> [Data excerpts]
↓↓↓

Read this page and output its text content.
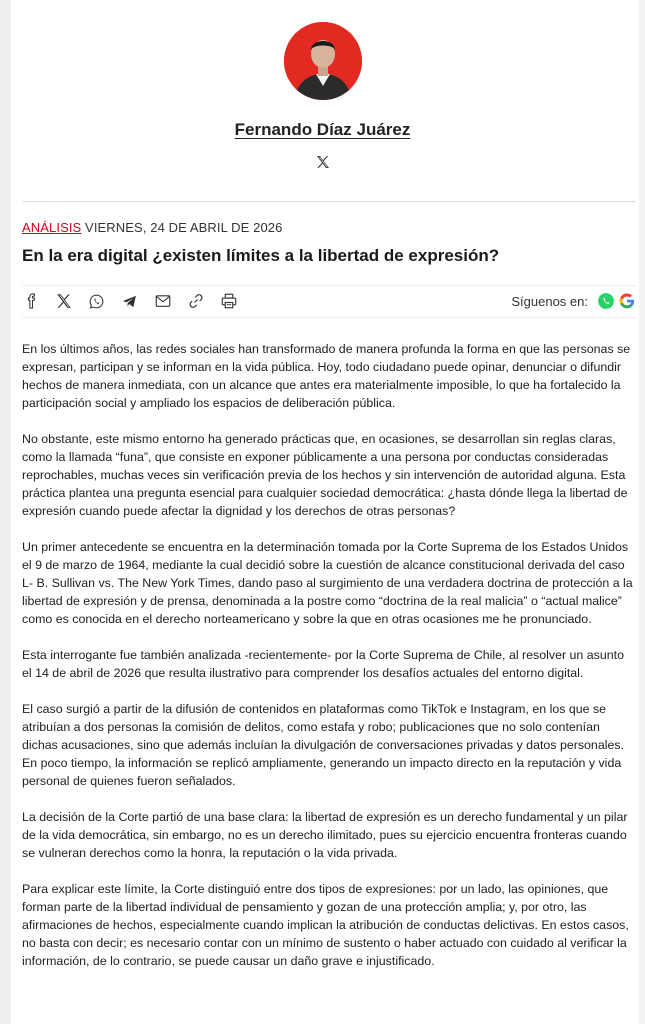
Fernando Díaz Juárez
ANÁLISIS VIERNES, 24 DE ABRIL DE 2026
En la era digital ¿existen límites a la libertad de expresión?
Síguenos en:

En los últimos años, las redes sociales han transformado de manera profunda la forma en que las personas se expresan, participan y se informan en la vida pública. Hoy, todo ciudadano puede opinar, denunciar o difundir hechos de manera inmediata, con un alcance que antes era materialmente imposible, lo que ha fortalecido la participación social y ampliado los espacios de deliberación pública.

No obstante, este mismo entorno ha generado prácticas que, en ocasiones, se desarrollan sin reglas claras, como la llamada “funa”, que consiste en exponer públicamente a una persona por conductas consideradas reprochables, muchas veces sin verificación previa de los hechos y sin intervención de autoridad alguna. Esta práctica plantea una pregunta esencial para cualquier sociedad democrática: ¿hasta dónde llega la libertad de expresión cuando puede afectar la dignidad y los derechos de otras personas?

Un primer antecedente se encuentra en la determinación tomada por la Corte Suprema de los Estados Unidos el 9 de marzo de 1964, mediante la cual decidió sobre la cuestión de alcance constitucional derivada del caso L- B. Sullivan vs. The New York Times, dando paso al surgimiento de una verdadera doctrina de protección a la libertad de expresión y de prensa, denominada a la postre como “doctrina de la real malicia” o “actual malice” como es conocida en el derecho norteamericano y sobre la que en otras ocasiones me he pronunciado.

Esta interrogante fue también analizada -recientemente- por la Corte Suprema de Chile, al resolver un asunto el 14 de abril de 2026 que resulta ilustrativo para comprender los desafíos actuales del entorno digital.

El caso surgió a partir de la difusión de contenidos en plataformas como TikTok e Instagram, en los que se atribuían a dos personas la comisión de delitos, como estafa y robo; publicaciones que no solo contenían dichas acusaciones, sino que además incluían la divulgación de conversaciones privadas y datos personales. En poco tiempo, la información se replicó ampliamente, generando un impacto directo en la reputación y vida personal de quienes fueron señalados.

La decisión de la Corte partió de una base clara: la libertad de expresión es un derecho fundamental y un pilar de la vida democrática, sin embargo, no es un derecho ilimitado, pues su ejercicio encuentra fronteras cuando se vulneran derechos como la honra, la reputación o la vida privada.

Para explicar este límite, la Corte distinguió entre dos tipos de expresiones: por un lado, las opiniones, que forman parte de la libertad individual de pensamiento y gozan de una protección amplia; y, por otro, las afirmaciones de hechos, especialmente cuando implican la atribución de conductas delictivas. En estos casos, no basta con decir; es necesario contar con un mínimo de sustento o haber actuado con cuidado al verificar la información, de lo contrario, se puede causar un daño grave e injustificado.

↑↑↑

Copy out the lines in which the string "democrática" appears.

No obstante, este mismo entorno ha generado prácticas que, en ocasiones, se desarrollan sin reglas claras, como la llamada “funa”, que consiste en exponer públicamente a una persona por conductas consideradas reprochables, muchas veces sin verificación previa de los hechos y sin intervención de autoridad alguna. Esta práctica plantea una pregunta esencial para cualquier sociedad democrática: ¿hasta dónde llega la libertad de expresión cuando puede afectar la dignidad y los derechos de otras personas?
La decisión de la Corte partió de una base clara: la libertad de expresión es un derecho fundamental y un pilar de la vida democrática, sin embargo, no es un derecho ilimitado, pues su ejercicio encuentra fronteras cuando se vulneran derechos como la honra, la reputación o la vida privada.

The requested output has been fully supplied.